Write out the records again, exactly, leaving none out.
++++++++++++++++++++
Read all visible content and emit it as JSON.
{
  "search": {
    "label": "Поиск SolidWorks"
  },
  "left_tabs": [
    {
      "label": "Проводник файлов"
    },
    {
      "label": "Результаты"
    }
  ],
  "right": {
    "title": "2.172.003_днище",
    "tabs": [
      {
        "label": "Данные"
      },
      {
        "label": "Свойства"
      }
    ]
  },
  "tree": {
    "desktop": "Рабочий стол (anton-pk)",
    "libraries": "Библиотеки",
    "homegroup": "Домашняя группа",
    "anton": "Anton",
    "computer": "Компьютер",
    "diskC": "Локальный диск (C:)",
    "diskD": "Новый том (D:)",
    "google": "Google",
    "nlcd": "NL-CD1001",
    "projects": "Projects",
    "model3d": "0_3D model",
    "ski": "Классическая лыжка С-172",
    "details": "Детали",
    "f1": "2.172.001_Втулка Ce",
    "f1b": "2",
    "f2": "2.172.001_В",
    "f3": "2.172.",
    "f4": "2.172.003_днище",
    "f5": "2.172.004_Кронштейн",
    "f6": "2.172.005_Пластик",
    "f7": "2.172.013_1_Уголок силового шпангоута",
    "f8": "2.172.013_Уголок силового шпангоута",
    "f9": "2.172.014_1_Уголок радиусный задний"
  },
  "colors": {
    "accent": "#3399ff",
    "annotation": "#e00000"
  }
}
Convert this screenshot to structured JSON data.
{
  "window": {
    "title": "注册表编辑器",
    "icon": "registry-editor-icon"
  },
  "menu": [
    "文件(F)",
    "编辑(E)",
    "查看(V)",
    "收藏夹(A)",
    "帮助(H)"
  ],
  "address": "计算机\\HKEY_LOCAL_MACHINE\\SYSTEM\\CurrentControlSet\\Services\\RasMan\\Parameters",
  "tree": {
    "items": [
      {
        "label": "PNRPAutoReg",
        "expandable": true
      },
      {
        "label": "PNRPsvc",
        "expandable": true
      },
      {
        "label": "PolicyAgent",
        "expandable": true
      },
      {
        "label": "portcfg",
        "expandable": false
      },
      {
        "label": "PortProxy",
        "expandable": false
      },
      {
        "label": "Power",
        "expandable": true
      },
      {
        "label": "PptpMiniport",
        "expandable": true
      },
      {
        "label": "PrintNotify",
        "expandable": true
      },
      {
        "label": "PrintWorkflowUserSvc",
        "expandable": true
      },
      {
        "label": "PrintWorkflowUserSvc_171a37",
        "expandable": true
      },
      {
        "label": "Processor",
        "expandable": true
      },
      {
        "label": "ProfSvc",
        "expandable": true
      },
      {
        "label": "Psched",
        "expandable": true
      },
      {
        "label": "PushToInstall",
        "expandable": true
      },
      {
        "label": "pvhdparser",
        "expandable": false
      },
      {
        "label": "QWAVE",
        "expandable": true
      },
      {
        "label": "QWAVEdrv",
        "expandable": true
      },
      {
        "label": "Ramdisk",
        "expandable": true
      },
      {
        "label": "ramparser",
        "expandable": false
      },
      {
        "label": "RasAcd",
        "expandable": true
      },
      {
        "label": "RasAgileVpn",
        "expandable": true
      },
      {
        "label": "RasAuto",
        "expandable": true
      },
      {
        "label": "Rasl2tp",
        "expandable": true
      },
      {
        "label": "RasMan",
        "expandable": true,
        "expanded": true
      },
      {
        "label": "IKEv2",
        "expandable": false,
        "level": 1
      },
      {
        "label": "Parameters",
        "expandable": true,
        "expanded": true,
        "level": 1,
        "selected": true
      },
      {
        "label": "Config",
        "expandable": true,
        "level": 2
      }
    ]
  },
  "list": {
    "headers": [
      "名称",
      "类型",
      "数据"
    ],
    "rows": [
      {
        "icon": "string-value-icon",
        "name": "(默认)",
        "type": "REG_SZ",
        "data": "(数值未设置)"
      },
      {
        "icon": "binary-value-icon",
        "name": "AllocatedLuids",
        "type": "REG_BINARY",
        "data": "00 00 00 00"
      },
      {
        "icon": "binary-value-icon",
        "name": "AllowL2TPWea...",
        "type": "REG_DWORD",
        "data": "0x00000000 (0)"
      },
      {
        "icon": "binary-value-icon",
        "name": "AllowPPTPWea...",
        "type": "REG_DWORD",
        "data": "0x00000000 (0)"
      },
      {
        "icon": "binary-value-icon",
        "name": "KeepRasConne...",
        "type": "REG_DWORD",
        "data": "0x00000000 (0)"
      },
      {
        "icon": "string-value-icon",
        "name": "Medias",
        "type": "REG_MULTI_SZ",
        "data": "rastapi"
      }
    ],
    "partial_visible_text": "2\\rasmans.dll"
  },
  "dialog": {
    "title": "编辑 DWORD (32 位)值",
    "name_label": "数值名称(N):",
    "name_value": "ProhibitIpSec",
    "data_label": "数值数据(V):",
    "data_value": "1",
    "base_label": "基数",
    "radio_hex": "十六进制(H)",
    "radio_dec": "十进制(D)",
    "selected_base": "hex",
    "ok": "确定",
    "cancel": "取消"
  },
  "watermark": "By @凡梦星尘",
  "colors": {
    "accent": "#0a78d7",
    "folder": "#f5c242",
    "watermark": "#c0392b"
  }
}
++++++++++++++++++++
RESPONSE TO THIS TASK |
Read all visible content and emit it as JSON.
{
  "search": {
    "label": "Поиск SolidWorks"
  },
  "left_tabs": [
    {
      "label": "Проводник файлов"
    },
    {
      "label": "Результаты"
    }
  ],
  "right": {
    "title": "2.172.003_днище",
    "tabs": [
      {
        "label": "Данные"
      },
      {
        "label": "Свойства"
      }
    ]
  },
  "tree": {
    "desktop": "Рабочий стол (anton-pk)",
    "libraries": "Библиотеки",
    "homegroup": "Домашняя группа",
    "anton": "Anton",
    "computer": "Компьютер",
    "diskC": "Локальный диск (C:)",
    "diskD": "Новый том (D:)",
    "google": "Google",
    "nlcd": "NL-CD1001",
    "projects": "Projects",
    "model3d": "0_3D model",
    "ski": "Классическая лыжка С-172",
    "details": "Детали",
    "f1": "2.172.001_Втулка Ce",
    "f1b": "2",
    "f2": "2.172.001_В",
    "f3": "2.172.",
    "f4": "2.172.003_днище",
    "f5": "2.172.004_Кронштейн",
    "f6": "2.172.005_Пластик",
    "f7": "2.172.013_1_Уголок силового шпангоута",
    "f8": "2.172.013_Уголок силового шпангоута",
    "f9": "2.172.014_1_Уголок радиусный задний"
  },
  "colors": {
    "accent": "#3399ff",
    "annotation": "#e00000"
  }
}
Convert this screenshot to structured JSON data.
{
  "window": {
    "title": "注册表编辑器",
    "icon": "registry-editor-icon"
  },
  "menu": [
    "文件(F)",
    "编辑(E)",
    "查看(V)",
    "收藏夹(A)",
    "帮助(H)"
  ],
  "address": "计算机\\HKEY_LOCAL_MACHINE\\SYSTEM\\CurrentControlSet\\Services\\RasMan\\Parameters",
  "tree": {
    "items": [
      {
        "label": "PNRPAutoReg",
        "expandable": true
      },
      {
        "label": "PNRPsvc",
        "expandable": true
      },
      {
        "label": "PolicyAgent",
        "expandable": true
      },
      {
        "label": "portcfg",
        "expandable": false
      },
      {
        "label": "PortProxy",
        "expandable": false
      },
      {
        "label": "Power",
        "expandable": true
      },
      {
        "label": "PptpMiniport",
        "expandable": true
      },
      {
        "label": "PrintNotify",
        "expandable": true
      },
      {
        "label": "PrintWorkflowUserSvc",
        "expandable": true
      },
      {
        "label": "PrintWorkflowUserSvc_171a37",
        "expandable": true
      },
      {
        "label": "Processor",
        "expandable": true
      },
      {
        "label": "ProfSvc",
        "expandable": true
      },
      {
        "label": "Psched",
        "expandable": true
      },
      {
        "label": "PushToInstall",
        "expandable": true
      },
      {
        "label": "pvhdparser",
        "expandable": false
      },
      {
        "label": "QWAVE",
        "expandable": true
      },
      {
        "label": "QWAVEdrv",
        "expandable": true
      },
      {
        "label": "Ramdisk",
        "expandable": true
      },
      {
        "label": "ramparser",
        "expandable": false
      },
      {
        "label": "RasAcd",
        "expandable": true
      },
      {
        "label": "RasAgileVpn",
        "expandable": true
      },
      {
        "label": "RasAuto",
        "expandable": true
      },
      {
        "label": "Rasl2tp",
        "expandable": true
      },
      {
        "label": "RasMan",
        "expandable": true,
        "expanded": true
      },
      {
        "label": "IKEv2",
        "expandable": false,
        "level": 1
      },
      {
        "label": "Parameters",
        "expandable": true,
        "expanded": true,
        "level": 1,
        "selected": true
      },
      {
        "label": "Config",
        "expandable": true,
        "level": 2
      }
    ]
  },
  "list": {
    "headers": [
      "名称",
      "类型",
      "数据"
    ],
    "rows": [
      {
        "icon": "string-value-icon",
        "name": "(默认)",
        "type": "REG_SZ",
        "data": "(数值未设置)"
      },
      {
        "icon": "binary-value-icon",
        "name": "AllocatedLuids",
        "type": "REG_BINARY",
        "data": "00 00 00 00"
      },
      {
        "icon": "binary-value-icon",
        "name": "AllowL2TPWea...",
        "type": "REG_DWORD",
        "data": "0x00000000 (0)"
      },
      {
        "icon": "binary-value-icon",
        "name": "AllowPPTPWea...",
        "type": "REG_DWORD",
        "data": "0x00000000 (0)"
      },
      {
        "icon": "binary-value-icon",
        "name": "KeepRasConne...",
        "type": "REG_DWORD",
        "data": "0x00000000 (0)"
      },
      {
        "icon": "string-value-icon",
        "name": "Medias",
        "type": "REG_MULTI_SZ",
        "data": "rastapi"
      }
    ],
    "partial_visible_text": "2\\rasmans.dll"
  },
  "dialog": {
    "title": "编辑 DWORD (32 位)值",
    "name_label": "数值名称(N):",
    "name_value": "ProhibitIpSec",
    "data_label": "数值数据(V):",
    "data_value": "1",
    "base_label": "基数",
    "radio_hex": "十六进制(H)",
    "radio_dec": "十进制(D)",
    "selected_base": "hex",
    "ok": "确定",
    "cancel": "取消"
  },
  "watermark": "By @凡梦星尘",
  "colors": {
    "accent": "#0a78d7",
    "folder": "#f5c242",
    "watermark": "#c0392b"
  }
}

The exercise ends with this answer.